**EXERCISE:** Here are some records; quote them exactly, leaving out the pictures.

Stored records
------

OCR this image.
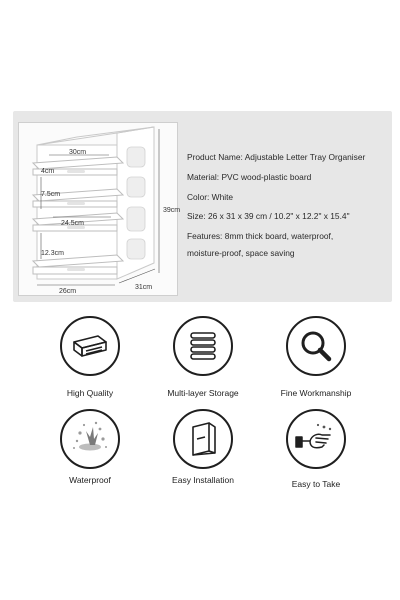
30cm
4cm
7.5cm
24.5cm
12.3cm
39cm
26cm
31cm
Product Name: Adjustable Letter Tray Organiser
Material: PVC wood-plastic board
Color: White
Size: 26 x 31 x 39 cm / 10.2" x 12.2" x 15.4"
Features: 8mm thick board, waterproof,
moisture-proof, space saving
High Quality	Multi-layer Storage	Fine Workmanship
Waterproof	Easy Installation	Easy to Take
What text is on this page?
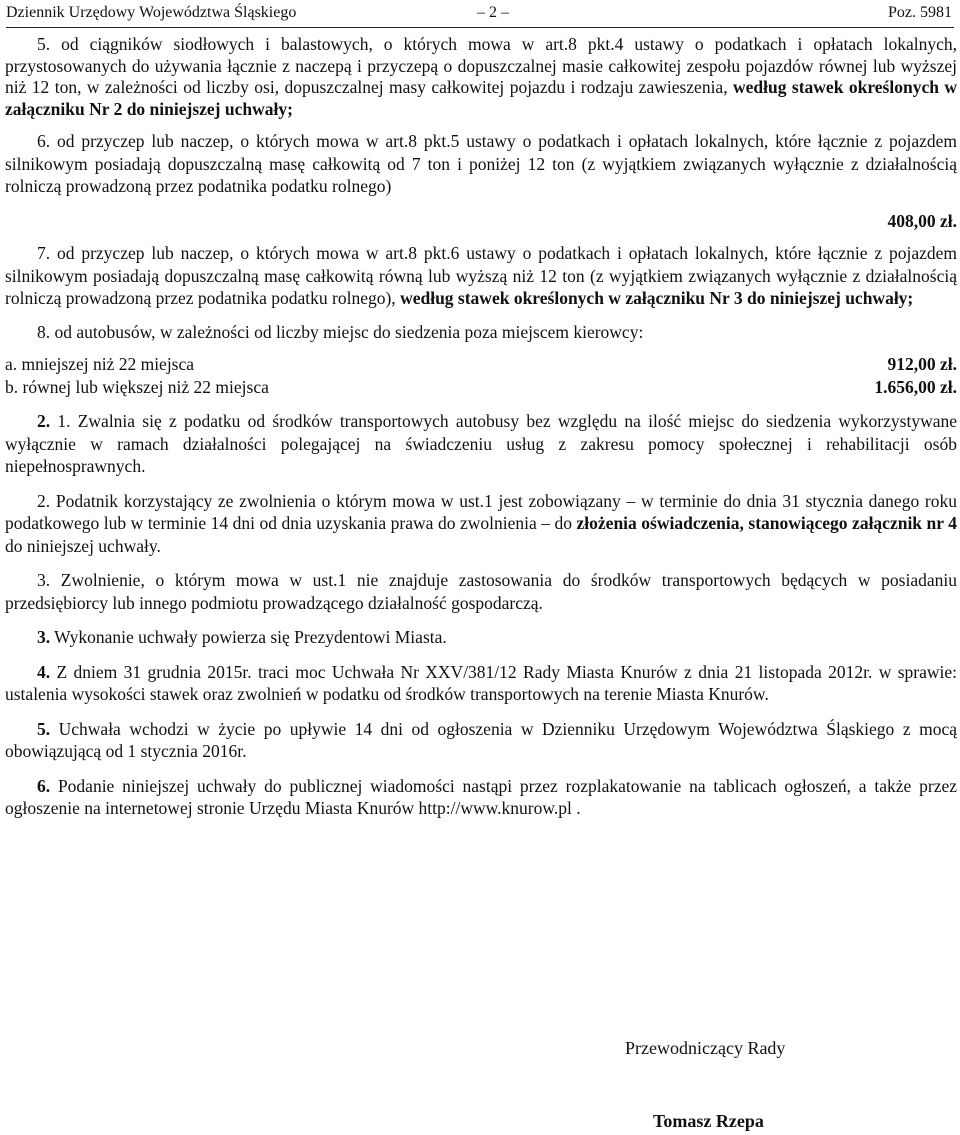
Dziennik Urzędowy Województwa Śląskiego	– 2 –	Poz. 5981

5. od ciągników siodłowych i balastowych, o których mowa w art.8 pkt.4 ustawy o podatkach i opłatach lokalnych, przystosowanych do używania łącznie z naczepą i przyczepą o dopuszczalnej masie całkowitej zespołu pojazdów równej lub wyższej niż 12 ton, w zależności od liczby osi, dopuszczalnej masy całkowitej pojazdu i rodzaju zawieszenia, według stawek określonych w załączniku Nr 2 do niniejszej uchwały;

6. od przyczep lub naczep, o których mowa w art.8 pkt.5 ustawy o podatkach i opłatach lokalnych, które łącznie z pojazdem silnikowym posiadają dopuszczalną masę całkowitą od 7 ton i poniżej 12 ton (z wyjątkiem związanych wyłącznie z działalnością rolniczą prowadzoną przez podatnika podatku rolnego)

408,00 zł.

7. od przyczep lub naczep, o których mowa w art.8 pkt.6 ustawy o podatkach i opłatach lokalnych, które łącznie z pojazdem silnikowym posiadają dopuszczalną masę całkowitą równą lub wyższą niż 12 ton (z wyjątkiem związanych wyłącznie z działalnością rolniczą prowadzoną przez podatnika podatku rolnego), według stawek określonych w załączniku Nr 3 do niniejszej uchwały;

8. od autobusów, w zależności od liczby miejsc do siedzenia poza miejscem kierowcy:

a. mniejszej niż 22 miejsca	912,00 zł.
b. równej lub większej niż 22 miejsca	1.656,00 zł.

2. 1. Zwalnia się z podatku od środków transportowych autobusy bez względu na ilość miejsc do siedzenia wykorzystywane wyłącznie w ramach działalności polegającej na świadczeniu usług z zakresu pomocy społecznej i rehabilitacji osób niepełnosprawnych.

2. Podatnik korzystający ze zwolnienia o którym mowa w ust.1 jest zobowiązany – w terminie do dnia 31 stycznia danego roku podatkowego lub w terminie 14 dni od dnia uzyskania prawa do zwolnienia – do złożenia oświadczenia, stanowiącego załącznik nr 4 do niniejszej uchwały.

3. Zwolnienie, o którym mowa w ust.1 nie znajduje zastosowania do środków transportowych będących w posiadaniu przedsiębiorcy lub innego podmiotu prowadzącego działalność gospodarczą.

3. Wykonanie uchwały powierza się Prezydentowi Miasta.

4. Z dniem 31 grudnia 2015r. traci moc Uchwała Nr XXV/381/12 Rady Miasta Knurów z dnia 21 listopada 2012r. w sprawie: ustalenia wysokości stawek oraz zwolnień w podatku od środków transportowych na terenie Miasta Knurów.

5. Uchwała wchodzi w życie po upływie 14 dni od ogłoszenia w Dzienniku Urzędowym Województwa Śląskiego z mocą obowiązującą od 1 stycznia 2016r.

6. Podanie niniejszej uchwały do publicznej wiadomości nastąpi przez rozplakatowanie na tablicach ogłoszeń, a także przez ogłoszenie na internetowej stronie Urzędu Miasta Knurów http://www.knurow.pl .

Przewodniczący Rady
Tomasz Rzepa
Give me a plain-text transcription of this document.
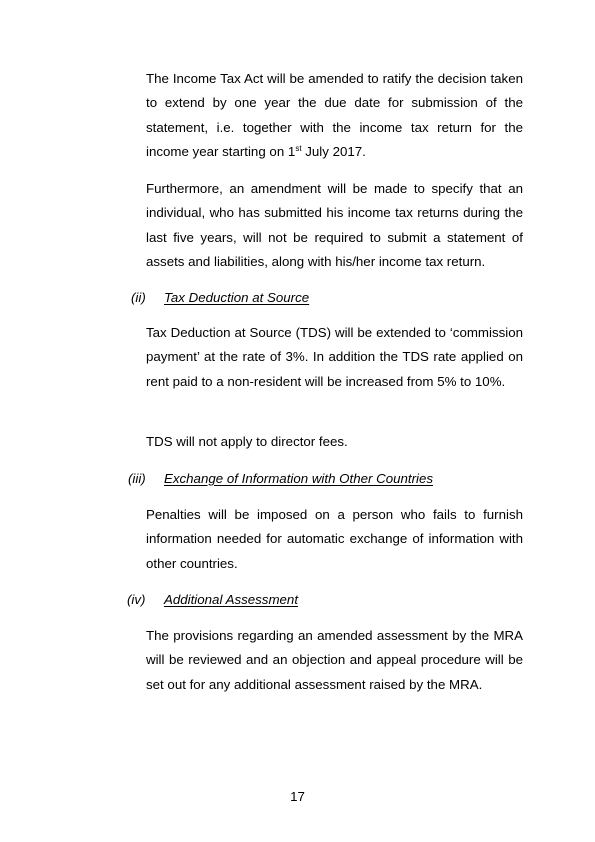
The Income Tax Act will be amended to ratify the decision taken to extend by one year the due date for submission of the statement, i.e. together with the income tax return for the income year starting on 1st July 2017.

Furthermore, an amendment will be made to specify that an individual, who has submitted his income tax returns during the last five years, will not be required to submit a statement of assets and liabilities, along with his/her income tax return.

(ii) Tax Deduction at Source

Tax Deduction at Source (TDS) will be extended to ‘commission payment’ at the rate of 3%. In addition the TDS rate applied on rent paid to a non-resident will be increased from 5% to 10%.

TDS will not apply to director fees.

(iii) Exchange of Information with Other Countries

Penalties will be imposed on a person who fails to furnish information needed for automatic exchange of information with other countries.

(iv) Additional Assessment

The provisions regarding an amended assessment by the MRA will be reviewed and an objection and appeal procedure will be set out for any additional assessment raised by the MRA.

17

------

**IN RESPONSE:**
OCR this image.
30cm
4cm
7.5cm
24.5cm
12.3cm
39cm
26cm
31cm
Product Name: Adjustable Letter Tray Organiser
Material: PVC wood-plastic board
Color: White
Size: 26 x 31 x 39 cm / 10.2" x 12.2" x 15.4"
Features: 8mm thick board, waterproof,
moisture-proof, space saving
High Quality	Multi-layer Storage	Fine Workmanship
Waterproof	Easy Installation	Easy to Take
What text is on this page?
Dziennik Urzędowy Województwa Śląskiego	– 2 –	Poz. 5981

5. od ciągników siodłowych i balastowych, o których mowa w art.8 pkt.4 ustawy o podatkach i opłatach lokalnych, przystosowanych do używania łącznie z naczepą i przyczepą o dopuszczalnej masie całkowitej zespołu pojazdów równej lub wyższej niż 12 ton, w zależności od liczby osi, dopuszczalnej masy całkowitej pojazdu i rodzaju zawieszenia, według stawek określonych w załączniku Nr 2 do niniejszej uchwały;

6. od przyczep lub naczep, o których mowa w art.8 pkt.5 ustawy o podatkach i opłatach lokalnych, które łącznie z pojazdem silnikowym posiadają dopuszczalną masę całkowitą od 7 ton i poniżej 12 ton (z wyjątkiem związanych wyłącznie z działalnością rolniczą prowadzoną przez podatnika podatku rolnego)

408,00 zł.

7. od przyczep lub naczep, o których mowa w art.8 pkt.6 ustawy o podatkach i opłatach lokalnych, które łącznie z pojazdem silnikowym posiadają dopuszczalną masę całkowitą równą lub wyższą niż 12 ton (z wyjątkiem związanych wyłącznie z działalnością rolniczą prowadzoną przez podatnika podatku rolnego), według stawek określonych w załączniku Nr 3 do niniejszej uchwały;

8. od autobusów, w zależności od liczby miejsc do siedzenia poza miejscem kierowcy:

a. mniejszej niż 22 miejsca	912,00 zł.
b. równej lub większej niż 22 miejsca	1.656,00 zł.

2. 1. Zwalnia się z podatku od środków transportowych autobusy bez względu na ilość miejsc do siedzenia wykorzystywane wyłącznie w ramach działalności polegającej na świadczeniu usług z zakresu pomocy społecznej i rehabilitacji osób niepełnosprawnych.

2. Podatnik korzystający ze zwolnienia o którym mowa w ust.1 jest zobowiązany – w terminie do dnia 31 stycznia danego roku podatkowego lub w terminie 14 dni od dnia uzyskania prawa do zwolnienia – do złożenia oświadczenia, stanowiącego załącznik nr 4 do niniejszej uchwały.

3. Zwolnienie, o którym mowa w ust.1 nie znajduje zastosowania do środków transportowych będących w posiadaniu przedsiębiorcy lub innego podmiotu prowadzącego działalność gospodarczą.

3. Wykonanie uchwały powierza się Prezydentowi Miasta.

4. Z dniem 31 grudnia 2015r. traci moc Uchwała Nr XXV/381/12 Rady Miasta Knurów z dnia 21 listopada 2012r. w sprawie: ustalenia wysokości stawek oraz zwolnień w podatku od środków transportowych na terenie Miasta Knurów.

5. Uchwała wchodzi w życie po upływie 14 dni od ogłoszenia w Dzienniku Urzędowym Województwa Śląskiego z mocą obowiązującą od 1 stycznia 2016r.

6. Podanie niniejszej uchwały do publicznej wiadomości nastąpi przez rozplakatowanie na tablicach ogłoszeń, a także przez ogłoszenie na internetowej stronie Urzędu Miasta Knurów http://www.knurow.pl .

Przewodniczący Rady
Tomasz Rzepa
Give me a plain-text transcription of this document.
The Income Tax Act will be amended to ratify the decision taken to extend by one year the due date for submission of the statement, i.e. together with the income tax return for the income year starting on 1st July 2017.

Furthermore, an amendment will be made to specify that an individual, who has submitted his income tax returns during the last five years, will not be required to submit a statement of assets and liabilities, along with his/her income tax return.

(ii) Tax Deduction at Source

Tax Deduction at Source (TDS) will be extended to ‘commission payment’ at the rate of 3%. In addition the TDS rate applied on rent paid to a non-resident will be increased from 5% to 10%.

TDS will not apply to director fees.

(iii) Exchange of Information with Other Countries

Penalties will be imposed on a person who fails to furnish information needed for automatic exchange of information with other countries.

(iv) Additional Assessment

The provisions regarding an amended assessment by the MRA will be reviewed and an objection and appeal procedure will be set out for any additional assessment raised by the MRA.

17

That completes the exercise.